[Document layout analysis data]
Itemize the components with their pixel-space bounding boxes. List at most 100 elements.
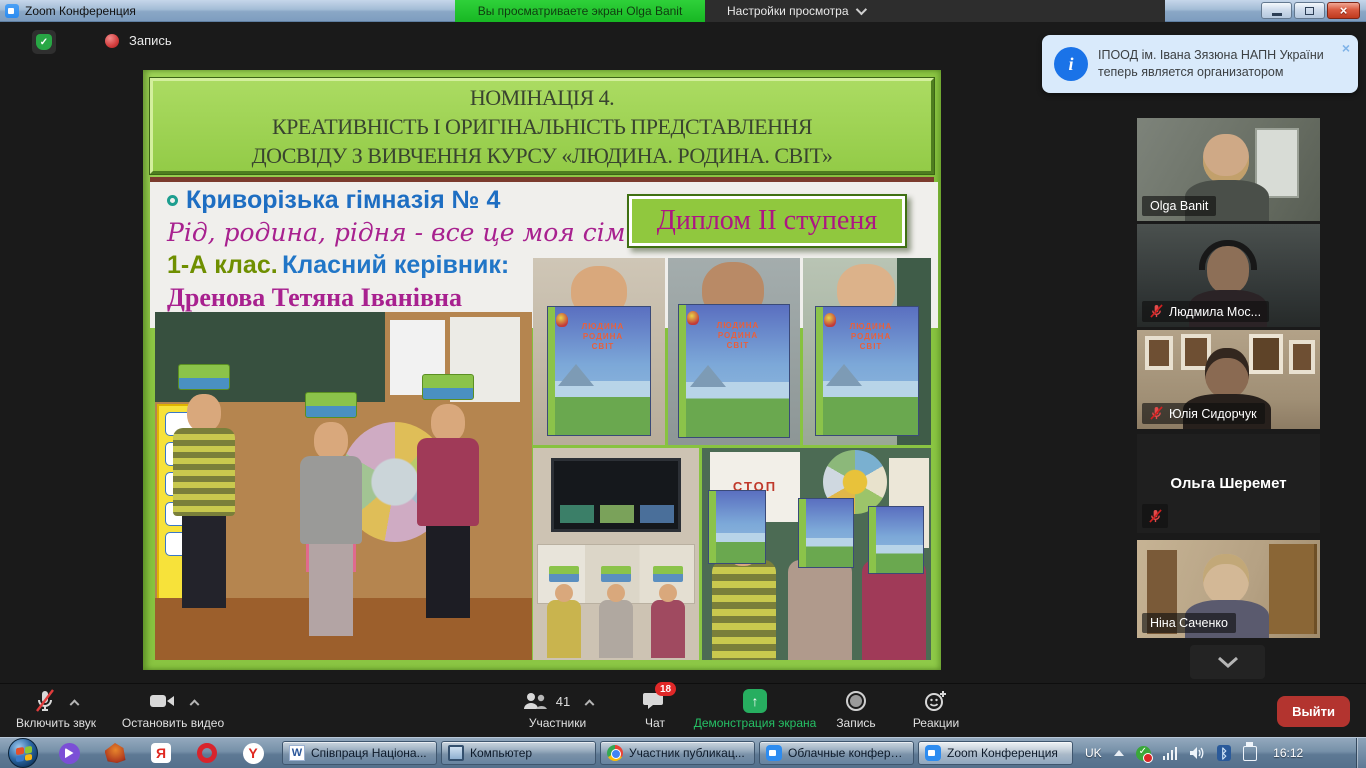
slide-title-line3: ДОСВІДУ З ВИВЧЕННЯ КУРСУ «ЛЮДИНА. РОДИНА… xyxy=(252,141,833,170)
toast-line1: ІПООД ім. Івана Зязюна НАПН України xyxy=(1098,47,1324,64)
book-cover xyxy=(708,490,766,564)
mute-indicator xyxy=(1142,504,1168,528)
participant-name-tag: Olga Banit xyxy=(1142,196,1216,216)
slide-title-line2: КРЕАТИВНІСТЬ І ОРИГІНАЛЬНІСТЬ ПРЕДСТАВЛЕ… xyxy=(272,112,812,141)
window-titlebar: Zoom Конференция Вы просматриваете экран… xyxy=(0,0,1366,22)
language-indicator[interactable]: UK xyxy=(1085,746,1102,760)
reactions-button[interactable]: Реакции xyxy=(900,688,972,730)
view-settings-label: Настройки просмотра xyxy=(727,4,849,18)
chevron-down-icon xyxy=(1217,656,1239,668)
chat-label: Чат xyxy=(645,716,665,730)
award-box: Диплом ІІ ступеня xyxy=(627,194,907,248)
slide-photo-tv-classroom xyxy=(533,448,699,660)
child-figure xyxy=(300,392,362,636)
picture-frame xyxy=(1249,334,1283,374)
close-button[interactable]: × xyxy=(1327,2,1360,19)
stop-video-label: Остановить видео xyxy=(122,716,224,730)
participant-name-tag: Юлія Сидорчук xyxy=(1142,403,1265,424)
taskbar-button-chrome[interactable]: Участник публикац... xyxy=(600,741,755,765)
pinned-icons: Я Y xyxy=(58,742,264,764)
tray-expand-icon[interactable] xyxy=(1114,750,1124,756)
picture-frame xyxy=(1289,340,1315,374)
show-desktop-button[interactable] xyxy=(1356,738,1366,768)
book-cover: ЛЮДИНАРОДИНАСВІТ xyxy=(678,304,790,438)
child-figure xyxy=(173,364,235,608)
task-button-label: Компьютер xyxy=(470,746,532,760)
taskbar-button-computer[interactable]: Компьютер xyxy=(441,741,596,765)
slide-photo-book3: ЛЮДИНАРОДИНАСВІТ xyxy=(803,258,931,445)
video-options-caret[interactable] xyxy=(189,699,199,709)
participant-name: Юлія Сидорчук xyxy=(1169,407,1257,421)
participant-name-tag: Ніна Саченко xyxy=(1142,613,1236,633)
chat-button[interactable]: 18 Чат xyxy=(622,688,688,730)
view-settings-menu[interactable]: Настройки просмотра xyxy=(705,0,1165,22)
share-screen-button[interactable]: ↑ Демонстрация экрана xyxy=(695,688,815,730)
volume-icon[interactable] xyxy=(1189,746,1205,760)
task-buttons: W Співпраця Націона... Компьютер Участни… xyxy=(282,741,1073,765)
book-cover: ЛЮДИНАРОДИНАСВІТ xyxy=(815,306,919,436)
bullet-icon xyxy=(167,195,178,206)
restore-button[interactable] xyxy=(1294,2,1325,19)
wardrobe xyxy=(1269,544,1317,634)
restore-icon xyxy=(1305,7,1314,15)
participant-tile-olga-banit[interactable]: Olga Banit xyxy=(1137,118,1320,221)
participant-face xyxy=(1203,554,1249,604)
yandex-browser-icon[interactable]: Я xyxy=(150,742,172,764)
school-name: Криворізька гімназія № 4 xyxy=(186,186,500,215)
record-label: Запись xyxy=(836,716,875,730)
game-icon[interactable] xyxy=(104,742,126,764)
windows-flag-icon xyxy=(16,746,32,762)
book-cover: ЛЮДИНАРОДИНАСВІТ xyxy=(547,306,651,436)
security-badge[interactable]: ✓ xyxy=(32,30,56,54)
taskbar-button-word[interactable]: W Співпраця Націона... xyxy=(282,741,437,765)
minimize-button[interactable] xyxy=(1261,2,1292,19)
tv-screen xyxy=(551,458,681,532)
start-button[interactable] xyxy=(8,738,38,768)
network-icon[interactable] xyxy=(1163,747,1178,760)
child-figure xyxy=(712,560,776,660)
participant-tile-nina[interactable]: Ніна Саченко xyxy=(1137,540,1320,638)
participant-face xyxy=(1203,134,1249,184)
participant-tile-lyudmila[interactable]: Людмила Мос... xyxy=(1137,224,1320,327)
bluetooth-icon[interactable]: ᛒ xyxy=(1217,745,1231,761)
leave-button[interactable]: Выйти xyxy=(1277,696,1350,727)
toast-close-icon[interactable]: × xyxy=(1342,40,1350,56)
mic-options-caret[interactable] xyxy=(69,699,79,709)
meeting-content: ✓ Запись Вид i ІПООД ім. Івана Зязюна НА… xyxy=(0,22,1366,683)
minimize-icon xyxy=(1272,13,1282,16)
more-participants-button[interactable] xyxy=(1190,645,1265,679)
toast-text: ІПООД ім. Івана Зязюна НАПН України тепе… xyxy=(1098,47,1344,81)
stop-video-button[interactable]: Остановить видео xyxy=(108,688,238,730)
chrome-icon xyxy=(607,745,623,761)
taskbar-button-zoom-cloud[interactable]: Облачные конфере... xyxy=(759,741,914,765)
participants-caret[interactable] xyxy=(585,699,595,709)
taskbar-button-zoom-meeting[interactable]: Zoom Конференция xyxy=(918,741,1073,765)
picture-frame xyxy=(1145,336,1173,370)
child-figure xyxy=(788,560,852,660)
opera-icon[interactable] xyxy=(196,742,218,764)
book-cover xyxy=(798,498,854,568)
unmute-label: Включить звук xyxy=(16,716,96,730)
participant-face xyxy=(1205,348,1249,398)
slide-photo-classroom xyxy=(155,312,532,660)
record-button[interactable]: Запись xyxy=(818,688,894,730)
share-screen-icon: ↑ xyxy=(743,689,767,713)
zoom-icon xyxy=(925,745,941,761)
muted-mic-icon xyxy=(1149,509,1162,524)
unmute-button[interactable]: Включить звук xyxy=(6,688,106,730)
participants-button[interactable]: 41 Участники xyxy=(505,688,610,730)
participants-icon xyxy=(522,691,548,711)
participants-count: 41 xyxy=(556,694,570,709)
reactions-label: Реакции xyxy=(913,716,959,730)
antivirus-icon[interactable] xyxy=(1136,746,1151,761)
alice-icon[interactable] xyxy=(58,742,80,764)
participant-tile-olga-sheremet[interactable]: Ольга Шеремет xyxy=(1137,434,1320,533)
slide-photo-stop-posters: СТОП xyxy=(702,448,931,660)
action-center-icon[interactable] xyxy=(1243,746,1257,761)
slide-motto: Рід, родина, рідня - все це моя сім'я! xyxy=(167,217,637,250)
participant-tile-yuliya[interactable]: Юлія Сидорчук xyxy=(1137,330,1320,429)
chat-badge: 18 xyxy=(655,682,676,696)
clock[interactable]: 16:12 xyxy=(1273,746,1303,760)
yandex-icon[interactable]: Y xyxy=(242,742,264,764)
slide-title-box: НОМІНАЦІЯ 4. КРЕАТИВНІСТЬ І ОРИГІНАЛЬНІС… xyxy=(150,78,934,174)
--
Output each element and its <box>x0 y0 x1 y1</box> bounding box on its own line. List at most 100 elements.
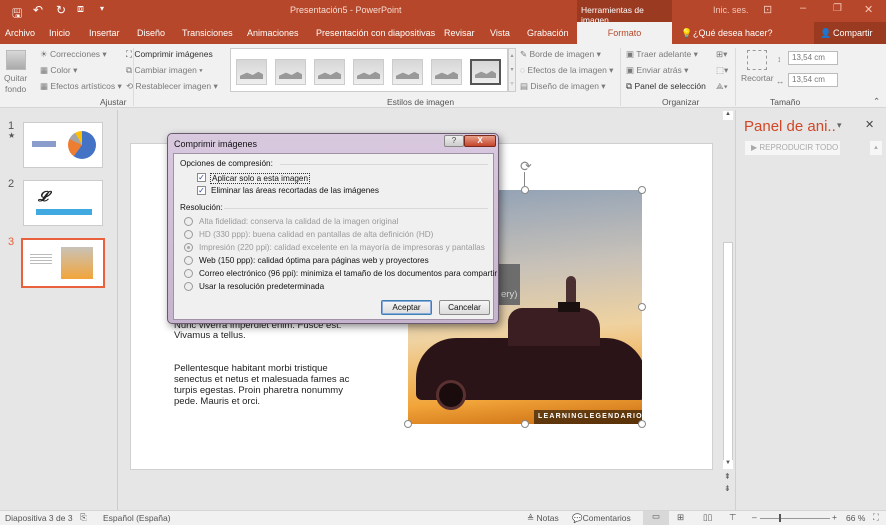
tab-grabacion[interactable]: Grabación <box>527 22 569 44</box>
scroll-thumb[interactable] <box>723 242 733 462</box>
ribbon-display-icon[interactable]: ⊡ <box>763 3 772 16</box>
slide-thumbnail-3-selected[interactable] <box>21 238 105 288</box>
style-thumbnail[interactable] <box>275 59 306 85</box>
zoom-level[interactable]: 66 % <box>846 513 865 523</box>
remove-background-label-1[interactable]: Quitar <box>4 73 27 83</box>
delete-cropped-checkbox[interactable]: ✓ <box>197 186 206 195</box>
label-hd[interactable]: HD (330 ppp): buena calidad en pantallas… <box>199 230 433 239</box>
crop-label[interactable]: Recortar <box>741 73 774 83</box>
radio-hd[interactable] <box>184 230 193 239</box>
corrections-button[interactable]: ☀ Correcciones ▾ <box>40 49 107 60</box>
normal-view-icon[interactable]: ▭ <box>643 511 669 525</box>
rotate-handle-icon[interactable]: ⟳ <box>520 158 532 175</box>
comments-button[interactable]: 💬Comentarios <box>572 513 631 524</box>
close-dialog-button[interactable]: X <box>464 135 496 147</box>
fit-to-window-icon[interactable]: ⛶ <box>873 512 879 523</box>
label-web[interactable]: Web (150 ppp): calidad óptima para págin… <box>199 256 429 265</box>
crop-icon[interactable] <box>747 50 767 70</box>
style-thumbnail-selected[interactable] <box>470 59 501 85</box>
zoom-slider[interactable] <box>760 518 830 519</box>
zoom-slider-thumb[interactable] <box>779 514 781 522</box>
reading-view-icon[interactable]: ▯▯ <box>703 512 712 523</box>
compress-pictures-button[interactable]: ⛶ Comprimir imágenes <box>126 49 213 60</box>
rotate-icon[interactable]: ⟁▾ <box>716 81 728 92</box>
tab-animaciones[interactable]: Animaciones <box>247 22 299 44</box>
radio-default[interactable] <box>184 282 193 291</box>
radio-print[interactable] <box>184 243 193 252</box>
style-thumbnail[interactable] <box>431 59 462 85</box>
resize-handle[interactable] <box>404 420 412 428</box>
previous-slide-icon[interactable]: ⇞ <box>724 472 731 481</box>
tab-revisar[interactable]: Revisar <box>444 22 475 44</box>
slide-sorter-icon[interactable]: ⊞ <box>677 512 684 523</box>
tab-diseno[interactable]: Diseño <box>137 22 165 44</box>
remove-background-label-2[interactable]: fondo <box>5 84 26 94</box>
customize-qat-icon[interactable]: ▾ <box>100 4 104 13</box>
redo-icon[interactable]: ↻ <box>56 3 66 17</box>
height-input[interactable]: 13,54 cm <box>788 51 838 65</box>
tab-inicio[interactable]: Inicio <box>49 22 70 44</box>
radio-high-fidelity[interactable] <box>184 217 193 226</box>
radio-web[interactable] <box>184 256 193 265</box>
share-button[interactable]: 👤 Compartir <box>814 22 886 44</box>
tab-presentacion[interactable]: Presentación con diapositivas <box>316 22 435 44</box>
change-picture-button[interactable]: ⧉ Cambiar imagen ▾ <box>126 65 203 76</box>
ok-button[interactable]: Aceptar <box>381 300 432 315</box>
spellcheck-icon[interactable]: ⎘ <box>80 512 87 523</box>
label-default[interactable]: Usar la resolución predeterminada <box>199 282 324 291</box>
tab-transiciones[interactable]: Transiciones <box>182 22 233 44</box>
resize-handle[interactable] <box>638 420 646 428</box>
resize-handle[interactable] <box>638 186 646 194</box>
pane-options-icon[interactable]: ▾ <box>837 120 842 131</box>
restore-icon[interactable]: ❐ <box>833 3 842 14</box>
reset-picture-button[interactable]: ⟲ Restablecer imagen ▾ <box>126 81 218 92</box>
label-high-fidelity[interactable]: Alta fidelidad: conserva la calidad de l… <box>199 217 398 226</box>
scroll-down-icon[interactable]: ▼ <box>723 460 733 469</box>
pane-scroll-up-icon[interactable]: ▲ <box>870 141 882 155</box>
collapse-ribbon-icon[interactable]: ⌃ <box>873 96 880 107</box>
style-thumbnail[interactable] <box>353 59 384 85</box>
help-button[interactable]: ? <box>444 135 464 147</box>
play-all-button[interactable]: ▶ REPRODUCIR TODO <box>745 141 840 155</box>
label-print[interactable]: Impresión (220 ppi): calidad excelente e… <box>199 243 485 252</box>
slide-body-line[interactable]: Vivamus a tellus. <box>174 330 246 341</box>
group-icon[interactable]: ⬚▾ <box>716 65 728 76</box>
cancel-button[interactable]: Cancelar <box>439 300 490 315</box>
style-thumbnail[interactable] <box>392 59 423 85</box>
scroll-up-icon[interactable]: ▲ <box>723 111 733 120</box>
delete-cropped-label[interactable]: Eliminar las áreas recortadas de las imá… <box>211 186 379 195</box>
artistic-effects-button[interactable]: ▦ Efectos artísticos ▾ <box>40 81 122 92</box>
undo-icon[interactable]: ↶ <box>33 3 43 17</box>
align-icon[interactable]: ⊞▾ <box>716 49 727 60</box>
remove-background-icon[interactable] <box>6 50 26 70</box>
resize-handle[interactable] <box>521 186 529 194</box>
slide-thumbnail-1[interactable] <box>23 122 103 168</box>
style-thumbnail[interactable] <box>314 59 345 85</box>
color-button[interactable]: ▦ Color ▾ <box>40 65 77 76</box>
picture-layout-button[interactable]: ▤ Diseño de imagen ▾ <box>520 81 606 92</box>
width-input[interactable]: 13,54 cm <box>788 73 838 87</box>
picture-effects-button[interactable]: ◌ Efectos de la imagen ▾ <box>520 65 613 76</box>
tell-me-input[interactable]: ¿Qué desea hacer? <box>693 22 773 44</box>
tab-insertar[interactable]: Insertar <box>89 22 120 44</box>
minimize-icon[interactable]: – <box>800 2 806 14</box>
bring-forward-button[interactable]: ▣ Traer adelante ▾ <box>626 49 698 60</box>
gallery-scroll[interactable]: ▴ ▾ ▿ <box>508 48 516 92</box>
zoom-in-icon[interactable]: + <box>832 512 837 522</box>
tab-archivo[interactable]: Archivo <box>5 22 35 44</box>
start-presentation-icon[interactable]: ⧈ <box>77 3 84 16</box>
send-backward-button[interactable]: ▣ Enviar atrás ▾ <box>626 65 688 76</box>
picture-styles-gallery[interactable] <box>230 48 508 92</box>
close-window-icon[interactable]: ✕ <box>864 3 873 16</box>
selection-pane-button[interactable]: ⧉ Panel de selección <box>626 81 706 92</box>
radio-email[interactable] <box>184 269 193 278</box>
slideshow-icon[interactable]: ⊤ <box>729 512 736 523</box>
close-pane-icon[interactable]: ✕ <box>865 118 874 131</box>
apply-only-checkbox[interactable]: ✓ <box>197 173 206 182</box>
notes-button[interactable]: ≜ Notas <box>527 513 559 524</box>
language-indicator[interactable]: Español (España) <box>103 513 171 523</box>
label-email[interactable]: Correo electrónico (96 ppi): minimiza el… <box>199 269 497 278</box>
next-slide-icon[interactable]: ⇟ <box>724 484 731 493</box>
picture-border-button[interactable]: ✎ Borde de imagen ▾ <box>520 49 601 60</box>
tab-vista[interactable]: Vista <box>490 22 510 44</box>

Action item: Look through the records and gather each line with the word "effects".

Solution for this task:
artistic-effects-button[interactable]: ▦ Efectos artísticos ▾ <box>40 81 122 92</box>
picture-effects-button[interactable]: ◌ Efectos de la imagen ▾ <box>520 65 613 76</box>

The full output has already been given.